**WHAT TO WORK ON:**
Every record must appear in your copy exactly as written, with no pictures.

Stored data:
----------

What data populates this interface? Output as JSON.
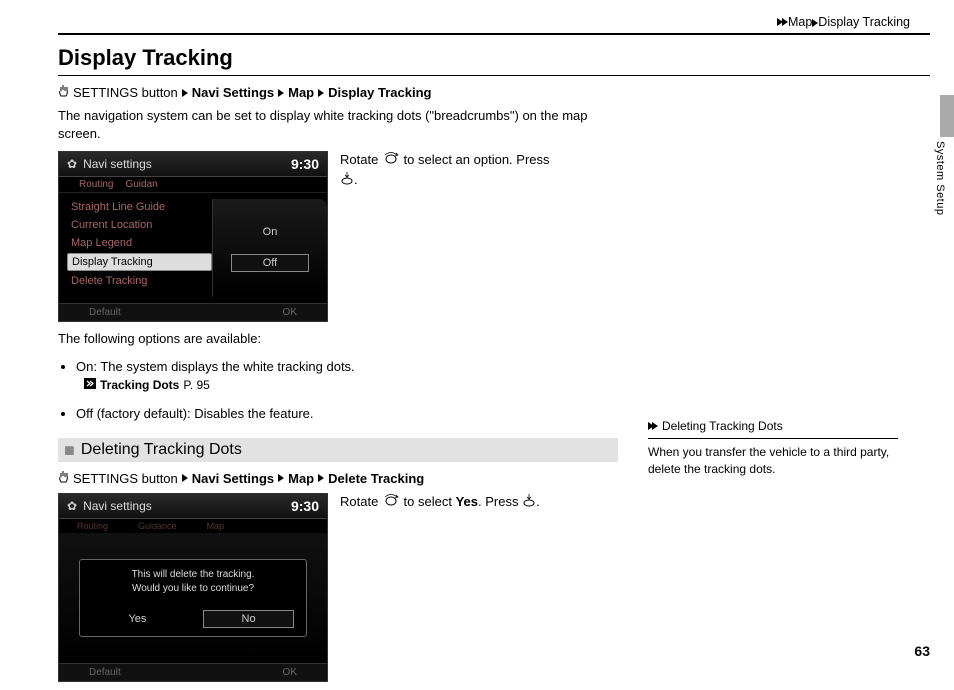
{
  "breadcrumb": {
    "items": [
      "Map",
      "Display Tracking"
    ]
  },
  "page": {
    "title": "Display Tracking",
    "number": "63",
    "section": "System Setup"
  },
  "navpath1": {
    "prefix": "SETTINGS button",
    "items": [
      "Navi Settings",
      "Map",
      "Display Tracking"
    ]
  },
  "intro": "The navigation system can be set to display white tracking dots (\"breadcrumbs\") on the map screen.",
  "screenshot1": {
    "title": "Navi settings",
    "clock": "9:30",
    "tabs": [
      "Routing",
      "Guidan"
    ],
    "list": [
      "Straight Line Guide",
      "Current Location",
      "Map Legend",
      "Display Tracking",
      "Delete Tracking"
    ],
    "active_index": 3,
    "options": [
      "On",
      "Off"
    ],
    "selected_option_index": 1,
    "footer": [
      "Default",
      "OK"
    ]
  },
  "instruct1": {
    "rotate_pre": "Rotate ",
    "rotate_post": " to select an option. Press ",
    "end": "."
  },
  "options_intro": "The following options are available:",
  "opt_on": {
    "label": "On",
    "desc": ": The system displays the white tracking dots."
  },
  "ref1": {
    "label": "Tracking Dots",
    "page": "P. 95"
  },
  "opt_off": {
    "label": "Off",
    "desc": " (factory default): Disables the feature."
  },
  "subheading": "Deleting Tracking Dots",
  "navpath2": {
    "prefix": "SETTINGS button",
    "items": [
      "Navi Settings",
      "Map",
      "Delete Tracking"
    ]
  },
  "screenshot2": {
    "title": "Navi settings",
    "clock": "9:30",
    "tabs": [
      "Routing",
      "Guidance",
      "Map"
    ],
    "msg1": "This will delete the tracking.",
    "msg2": "Would you like to continue?",
    "btns": [
      "Yes",
      "No"
    ],
    "selected_btn_index": 1,
    "footer": [
      "Default",
      "OK"
    ]
  },
  "instruct2": {
    "rotate_pre": "Rotate ",
    "mid1": " to select ",
    "yes": "Yes",
    "mid2": ". Press ",
    "end": "."
  },
  "sidenote": {
    "title": "Deleting Tracking Dots",
    "body": "When you transfer the vehicle to a third party, delete the tracking dots."
  }
}
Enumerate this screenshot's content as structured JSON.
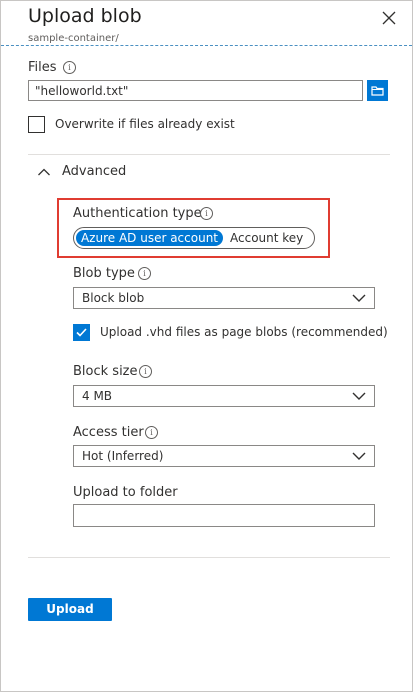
{
  "header": {
    "title": "Upload blob",
    "subtitle": "sample-container/"
  },
  "files": {
    "label": "Files",
    "value": "\"helloworld.txt\"",
    "overwrite_label": "Overwrite if files already exist",
    "overwrite_checked": false
  },
  "advanced": {
    "label": "Advanced",
    "expanded": true
  },
  "auth": {
    "label": "Authentication type",
    "options": [
      "Azure AD user account",
      "Account key"
    ],
    "selected": "Azure AD user account"
  },
  "blob_type": {
    "label": "Blob type",
    "value": "Block blob",
    "vhd_label": "Upload .vhd files as page blobs (recommended)",
    "vhd_checked": true
  },
  "block_size": {
    "label": "Block size",
    "value": "4 MB"
  },
  "access_tier": {
    "label": "Access tier",
    "value": "Hot (Inferred)"
  },
  "upload_folder": {
    "label": "Upload to folder",
    "value": ""
  },
  "actions": {
    "upload_label": "Upload"
  },
  "colors": {
    "accent": "#0078d4",
    "highlight": "#e03c31"
  }
}
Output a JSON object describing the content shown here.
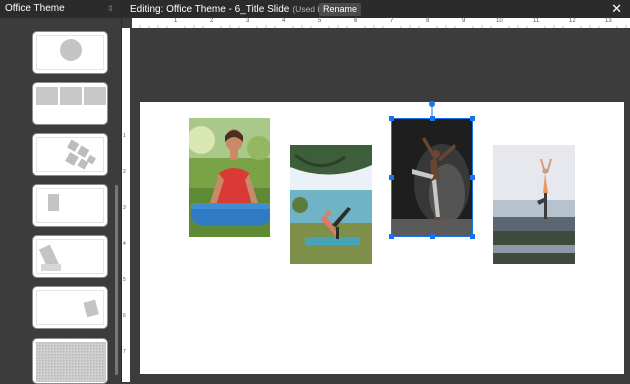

----------

**WORKED ANSWER:**
What data populates this interface? Output as JSON.
{
  "breadcrumb": {
    "items": [
      "Map",
      "Display Tracking"
    ]
  },
  "page": {
    "title": "Display Tracking",
    "number": "63",
    "section": "System Setup"
  },
  "navpath1": {
    "prefix": "SETTINGS button",
    "items": [
      "Navi Settings",
      "Map",
      "Display Tracking"
    ]
  },
  "intro": "The navigation system can be set to display white tracking dots (\"breadcrumbs\") on the map screen.",
  "screenshot1": {
    "title": "Navi settings",
    "clock": "9:30",
    "tabs": [
      "Routing",
      "Guidan"
    ],
    "list": [
      "Straight Line Guide",
      "Current Location",
      "Map Legend",
      "Display Tracking",
      "Delete Tracking"
    ],
    "active_index": 3,
    "options": [
      "On",
      "Off"
    ],
    "selected_option_index": 1,
    "footer": [
      "Default",
      "OK"
    ]
  },
  "instruct1": {
    "rotate_pre": "Rotate ",
    "rotate_post": " to select an option. Press ",
    "end": "."
  },
  "options_intro": "The following options are available:",
  "opt_on": {
    "label": "On",
    "desc": ": The system displays the white tracking dots."
  },
  "ref1": {
    "label": "Tracking Dots",
    "page": "P. 95"
  },
  "opt_off": {
    "label": "Off",
    "desc": " (factory default): Disables the feature."
  },
  "subheading": "Deleting Tracking Dots",
  "navpath2": {
    "prefix": "SETTINGS button",
    "items": [
      "Navi Settings",
      "Map",
      "Delete Tracking"
    ]
  },
  "screenshot2": {
    "title": "Navi settings",
    "clock": "9:30",
    "tabs": [
      "Routing",
      "Guidance",
      "Map"
    ],
    "msg1": "This will delete the tracking.",
    "msg2": "Would you like to continue?",
    "btns": [
      "Yes",
      "No"
    ],
    "selected_btn_index": 1,
    "footer": [
      "Default",
      "OK"
    ]
  },
  "instruct2": {
    "rotate_pre": "Rotate ",
    "mid1": " to select ",
    "yes": "Yes",
    "mid2": ". Press ",
    "end": "."
  },
  "sidenote": {
    "title": "Deleting Tracking Dots",
    "body": "When you transfer the vehicle to a third party, delete the tracking dots."
  }
}
Enumerate this screenshot's content as structured JSON.
{
  "header": {
    "title": "Upload blob",
    "subtitle": "sample-container/"
  },
  "files": {
    "label": "Files",
    "value": "\"helloworld.txt\"",
    "overwrite_label": "Overwrite if files already exist",
    "overwrite_checked": false
  },
  "advanced": {
    "label": "Advanced",
    "expanded": true
  },
  "auth": {
    "label": "Authentication type",
    "options": [
      "Azure AD user account",
      "Account key"
    ],
    "selected": "Azure AD user account"
  },
  "blob_type": {
    "label": "Blob type",
    "value": "Block blob",
    "vhd_label": "Upload .vhd files as page blobs (recommended)",
    "vhd_checked": true
  },
  "block_size": {
    "label": "Block size",
    "value": "4 MB"
  },
  "access_tier": {
    "label": "Access tier",
    "value": "Hot (Inferred)"
  },
  "upload_folder": {
    "label": "Upload to folder",
    "value": ""
  },
  "actions": {
    "upload_label": "Upload"
  },
  "colors": {
    "accent": "#0078d4",
    "highlight": "#e03c31"
  }
}
Output a JSON object describing the content shown here.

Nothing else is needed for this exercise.